━━━ Provided data
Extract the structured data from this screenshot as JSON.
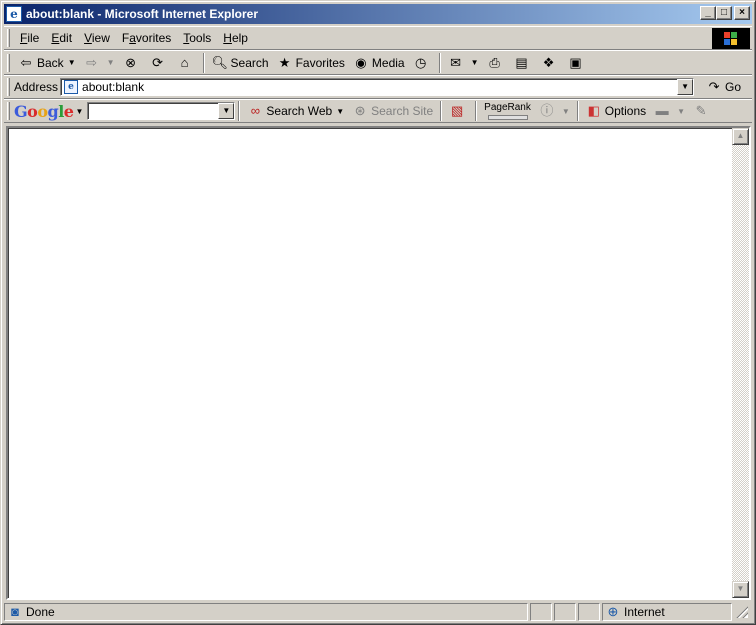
{
  "window": {
    "title": "about:blank - Microsoft Internet Explorer",
    "title_icon": "ie-icon"
  },
  "title_buttons": {
    "minimize": "_",
    "maximize": "□",
    "close": "×"
  },
  "menu": {
    "items": [
      {
        "label": "File",
        "accel": "F",
        "rest": "ile"
      },
      {
        "label": "Edit",
        "accel": "E",
        "rest": "dit"
      },
      {
        "label": "View",
        "accel": "V",
        "rest": "iew"
      },
      {
        "label": "Favorites",
        "accel": "a",
        "pre": "F",
        "rest": "vorites"
      },
      {
        "label": "Tools",
        "accel": "T",
        "rest": "ools"
      },
      {
        "label": "Help",
        "accel": "H",
        "rest": "elp"
      }
    ]
  },
  "toolbar": {
    "back_label": "Back",
    "search_label": "Search",
    "favorites_label": "Favorites",
    "media_label": "Media"
  },
  "address": {
    "label": "Address",
    "value": "about:blank",
    "go_label": "Go"
  },
  "google": {
    "logo_letters": [
      "G",
      "o",
      "o",
      "g",
      "l",
      "e"
    ],
    "search_value": "",
    "search_web_label": "Search Web",
    "search_site_label": "Search Site",
    "pagerank_label": "PageRank",
    "options_label": "Options"
  },
  "status": {
    "text": "Done",
    "zone": "Internet"
  }
}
━━━━━━
**Exercise requirements:**
Search the listing for the word "Favorites" and return each line that holds it.

**Written response:**
        "label": "Favorites",
    "favorites_label": "Favorites",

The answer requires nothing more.